**Things to do**
(A) Decide whether each of the following statements agrees with the bike rack forum thread: (i) the original poster wants to hang two bikes vertically; (ii) the ceiling is estimated at about eight feet; (iii) Cory suggests filling any screw holes with spackle and a dot of paint upon moving out. For each statement, answer yes or no and quote the deciding words from the thread.
(B) Reproduce the portion of the bike rack forum thread between "## Cory (Jan" and "the front wheel.", inclusive.

# bike rack for closet



## livin4lax09 (Mar 15, 2008)

I am looking for a bike rack for a closet in my apartment next year. The closet's not all that big, and I attached a floor plan. I want to hang my 2 bikes vertically but the catch is that we obviously can't drill any holes in the walls. The first choice would be to just put a couple hooks and hang them that way, but that's out of the question. The ceiling's about 10 feet, probably. Any suggestions?


----------



## Homenetman (Feb 13, 2008)

Why not something like this? I just got one and they work very well. Sturdy adn easy to hang the bikes on:

http://www.performancebike.com/shop/profile.cfm?SKU=24019&subcategory_ID=6600


----------



## livin4lax09 (Mar 15, 2008)

awesome! that's exactly what I was looking for. Thanks very much.


----------



## Cory (Jan 29, 2004)

*Hard to explain, but easy to do...*

In a closet, I'd just screw a couple of big hooks into a wall stud, then fill the holes with spackle and a dot of paint when I moved out. Won't hurt anything, it's cheap and effective and they'll never see it on the inspection.
But if I didn't want to do that, I'd get two lengths of 2x4, cut them to fit, and build something like this: https://www.comfortchannel.com/images/BikeRackAction_Hero1.jpg
You could hang as shown, or screw hooks into the vertical board and hang the bikes by the front wheel.


----------

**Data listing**
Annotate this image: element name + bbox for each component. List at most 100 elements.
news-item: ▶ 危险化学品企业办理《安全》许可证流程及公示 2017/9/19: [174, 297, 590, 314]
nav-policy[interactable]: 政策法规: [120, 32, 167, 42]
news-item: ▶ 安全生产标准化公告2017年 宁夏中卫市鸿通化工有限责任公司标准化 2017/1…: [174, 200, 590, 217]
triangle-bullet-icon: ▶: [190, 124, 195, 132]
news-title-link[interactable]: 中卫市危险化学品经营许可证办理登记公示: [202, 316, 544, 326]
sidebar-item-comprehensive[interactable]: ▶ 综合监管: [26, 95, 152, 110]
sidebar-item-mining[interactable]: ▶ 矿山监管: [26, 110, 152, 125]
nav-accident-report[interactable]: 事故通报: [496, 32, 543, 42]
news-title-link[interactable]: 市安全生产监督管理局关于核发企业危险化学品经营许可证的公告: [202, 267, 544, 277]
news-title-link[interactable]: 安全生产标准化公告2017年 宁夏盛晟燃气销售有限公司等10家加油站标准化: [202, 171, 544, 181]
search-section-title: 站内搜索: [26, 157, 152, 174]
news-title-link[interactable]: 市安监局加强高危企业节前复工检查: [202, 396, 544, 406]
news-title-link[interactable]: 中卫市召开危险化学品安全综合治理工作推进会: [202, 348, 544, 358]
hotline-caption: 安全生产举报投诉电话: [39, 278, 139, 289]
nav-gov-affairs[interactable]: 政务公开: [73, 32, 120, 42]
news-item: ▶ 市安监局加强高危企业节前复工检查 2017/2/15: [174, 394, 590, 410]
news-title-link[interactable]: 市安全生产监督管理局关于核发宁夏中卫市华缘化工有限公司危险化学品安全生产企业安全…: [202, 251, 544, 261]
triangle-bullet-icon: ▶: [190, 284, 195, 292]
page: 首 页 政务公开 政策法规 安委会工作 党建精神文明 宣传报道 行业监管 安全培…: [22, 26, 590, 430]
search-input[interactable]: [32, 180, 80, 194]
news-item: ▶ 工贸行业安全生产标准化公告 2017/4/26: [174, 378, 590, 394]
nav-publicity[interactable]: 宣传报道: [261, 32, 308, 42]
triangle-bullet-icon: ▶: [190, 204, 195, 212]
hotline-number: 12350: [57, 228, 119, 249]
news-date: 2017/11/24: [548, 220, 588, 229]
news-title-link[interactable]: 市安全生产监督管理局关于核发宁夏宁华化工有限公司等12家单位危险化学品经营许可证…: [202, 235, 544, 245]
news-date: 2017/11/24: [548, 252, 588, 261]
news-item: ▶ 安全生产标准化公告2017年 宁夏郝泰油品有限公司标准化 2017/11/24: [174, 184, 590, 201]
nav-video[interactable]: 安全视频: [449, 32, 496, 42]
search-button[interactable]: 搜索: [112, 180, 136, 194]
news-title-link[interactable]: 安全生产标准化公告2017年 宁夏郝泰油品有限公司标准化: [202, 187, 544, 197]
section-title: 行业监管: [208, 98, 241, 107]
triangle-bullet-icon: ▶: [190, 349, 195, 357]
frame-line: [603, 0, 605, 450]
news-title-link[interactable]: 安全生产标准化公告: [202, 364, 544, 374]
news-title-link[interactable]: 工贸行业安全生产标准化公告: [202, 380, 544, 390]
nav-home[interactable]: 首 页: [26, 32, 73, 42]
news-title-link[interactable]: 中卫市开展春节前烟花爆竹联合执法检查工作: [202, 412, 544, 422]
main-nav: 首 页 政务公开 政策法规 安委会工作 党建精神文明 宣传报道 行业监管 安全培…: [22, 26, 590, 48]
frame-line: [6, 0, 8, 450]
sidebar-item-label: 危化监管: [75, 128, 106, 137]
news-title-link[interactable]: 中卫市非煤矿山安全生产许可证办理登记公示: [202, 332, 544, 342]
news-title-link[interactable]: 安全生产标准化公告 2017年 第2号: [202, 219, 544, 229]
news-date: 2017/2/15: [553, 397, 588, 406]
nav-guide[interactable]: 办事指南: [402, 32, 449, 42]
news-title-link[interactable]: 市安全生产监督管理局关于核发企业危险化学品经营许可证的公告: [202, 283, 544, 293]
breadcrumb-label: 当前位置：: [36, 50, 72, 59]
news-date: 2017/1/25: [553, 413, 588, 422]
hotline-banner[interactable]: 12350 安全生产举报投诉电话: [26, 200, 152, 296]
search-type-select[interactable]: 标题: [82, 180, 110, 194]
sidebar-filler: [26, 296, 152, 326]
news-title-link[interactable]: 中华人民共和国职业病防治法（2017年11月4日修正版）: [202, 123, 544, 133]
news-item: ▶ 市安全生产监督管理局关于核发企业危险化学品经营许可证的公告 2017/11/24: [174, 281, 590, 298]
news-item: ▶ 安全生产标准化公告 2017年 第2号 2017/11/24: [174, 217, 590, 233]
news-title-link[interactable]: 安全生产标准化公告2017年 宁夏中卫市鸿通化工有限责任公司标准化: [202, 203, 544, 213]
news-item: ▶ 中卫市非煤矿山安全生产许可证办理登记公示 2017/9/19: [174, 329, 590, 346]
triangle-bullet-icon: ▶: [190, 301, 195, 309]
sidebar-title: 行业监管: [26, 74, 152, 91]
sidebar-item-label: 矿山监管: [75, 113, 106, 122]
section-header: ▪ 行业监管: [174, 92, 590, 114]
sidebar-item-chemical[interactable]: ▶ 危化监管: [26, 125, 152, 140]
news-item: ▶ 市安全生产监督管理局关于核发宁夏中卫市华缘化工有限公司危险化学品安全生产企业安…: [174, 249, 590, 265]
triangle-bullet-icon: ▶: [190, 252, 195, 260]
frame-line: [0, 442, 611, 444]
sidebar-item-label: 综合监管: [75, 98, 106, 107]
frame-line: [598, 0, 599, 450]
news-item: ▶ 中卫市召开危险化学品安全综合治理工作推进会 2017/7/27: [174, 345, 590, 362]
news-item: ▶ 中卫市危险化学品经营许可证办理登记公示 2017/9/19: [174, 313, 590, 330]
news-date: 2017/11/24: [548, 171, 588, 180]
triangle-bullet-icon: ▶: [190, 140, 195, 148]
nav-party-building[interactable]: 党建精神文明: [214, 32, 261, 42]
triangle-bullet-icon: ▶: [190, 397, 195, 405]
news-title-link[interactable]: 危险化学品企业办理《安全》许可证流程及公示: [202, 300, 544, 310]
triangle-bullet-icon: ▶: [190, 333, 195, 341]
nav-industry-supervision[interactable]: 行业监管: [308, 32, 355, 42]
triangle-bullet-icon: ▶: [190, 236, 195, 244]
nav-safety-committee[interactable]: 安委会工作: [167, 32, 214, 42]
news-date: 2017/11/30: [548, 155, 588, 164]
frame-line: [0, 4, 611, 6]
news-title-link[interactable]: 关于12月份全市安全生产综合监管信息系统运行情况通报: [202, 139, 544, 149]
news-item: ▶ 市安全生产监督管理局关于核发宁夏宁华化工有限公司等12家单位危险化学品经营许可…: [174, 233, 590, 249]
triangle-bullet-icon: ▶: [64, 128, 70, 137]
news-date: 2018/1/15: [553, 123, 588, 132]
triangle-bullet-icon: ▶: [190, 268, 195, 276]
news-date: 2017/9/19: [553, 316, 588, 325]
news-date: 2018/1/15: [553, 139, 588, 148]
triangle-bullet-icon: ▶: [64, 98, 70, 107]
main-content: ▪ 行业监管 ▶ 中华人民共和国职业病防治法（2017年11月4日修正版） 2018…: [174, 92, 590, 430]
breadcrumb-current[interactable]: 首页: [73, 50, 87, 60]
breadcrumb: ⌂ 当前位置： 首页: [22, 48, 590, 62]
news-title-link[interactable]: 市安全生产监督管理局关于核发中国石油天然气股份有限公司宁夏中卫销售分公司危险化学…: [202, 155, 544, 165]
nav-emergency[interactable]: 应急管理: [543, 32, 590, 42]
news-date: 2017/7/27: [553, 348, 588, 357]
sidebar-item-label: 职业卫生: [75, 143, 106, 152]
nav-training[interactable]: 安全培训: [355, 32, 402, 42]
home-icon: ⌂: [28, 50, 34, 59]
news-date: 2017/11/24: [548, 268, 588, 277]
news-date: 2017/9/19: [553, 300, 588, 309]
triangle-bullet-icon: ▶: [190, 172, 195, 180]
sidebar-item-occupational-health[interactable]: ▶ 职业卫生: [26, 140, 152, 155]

**Full solutions**
(A)
(i) Yes: "I want to hang my 2 bikes vertically"
(ii) No: "The ceiling's about 10 feet, probably."
(iii) Yes: "fill the holes with spackle and a dot of paint when I moved out"

(B)
## Cory (Jan 29, 2004)

*Hard to explain, but easy to do...*

In a closet, I'd just screw a couple of big hooks into a wall stud, then fill the holes with spackle and a dot of paint when I moved out. Won't hurt anything, it's cheap and effective and they'll never see it on the inspection.
But if I didn't want to do that, I'd get two lengths of 2x4, cut them to fit, and build something like this: https://www.comfortchannel.com/images/BikeRackAction_Hero1.jpg
You could hang as shown, or screw hooks into the vertical board and hang the bikes by the front wheel.